→ **Source excerpt**

School safety was on the minds of legislators when Congress passed the Improving America's Schools Act of 1994. That act included the Gun-Free Schools Act (GFSA), which requires that each state receiving federal funds under the Elementary and Secondary Education Act have a state law that requires all local educational agencies in the state to expel from school for at least one year any student found bringing a firearm to school.
The table shows data related to expulsions in 1998-99. There were 3,371 expulsions: 59% (1,991) involved handguns, 12% (418) involved rifles or shotguns, and the remaining 29% (962) involved other types of firearms (bombs, grenades, starter pistols, and rockets). Alabama had the highest number of expulsions per 1,000 students. Most expulsions were at the senior high school level (57%), followed by junior high school (33%) and elementary school (10%).

→ **Given data**

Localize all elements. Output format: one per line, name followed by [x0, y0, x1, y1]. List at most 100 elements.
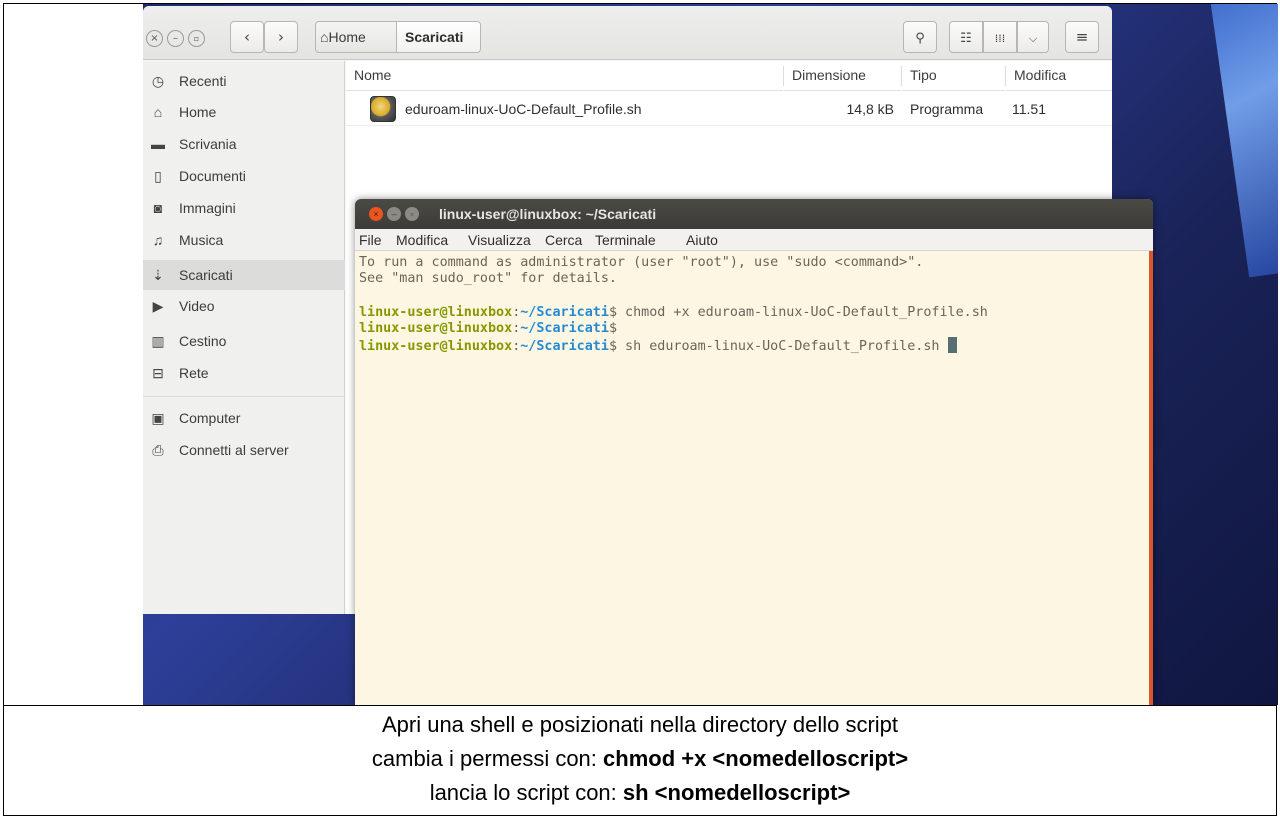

→ **Exercise prompt**
According to the passage on the Gun-Free Schools Act, what is the minimum length of expulsion for a student found bringing a firearm to school? This material has no connection to the text about school firearm expulsions.

→ **Result for this exercise**
At least one year.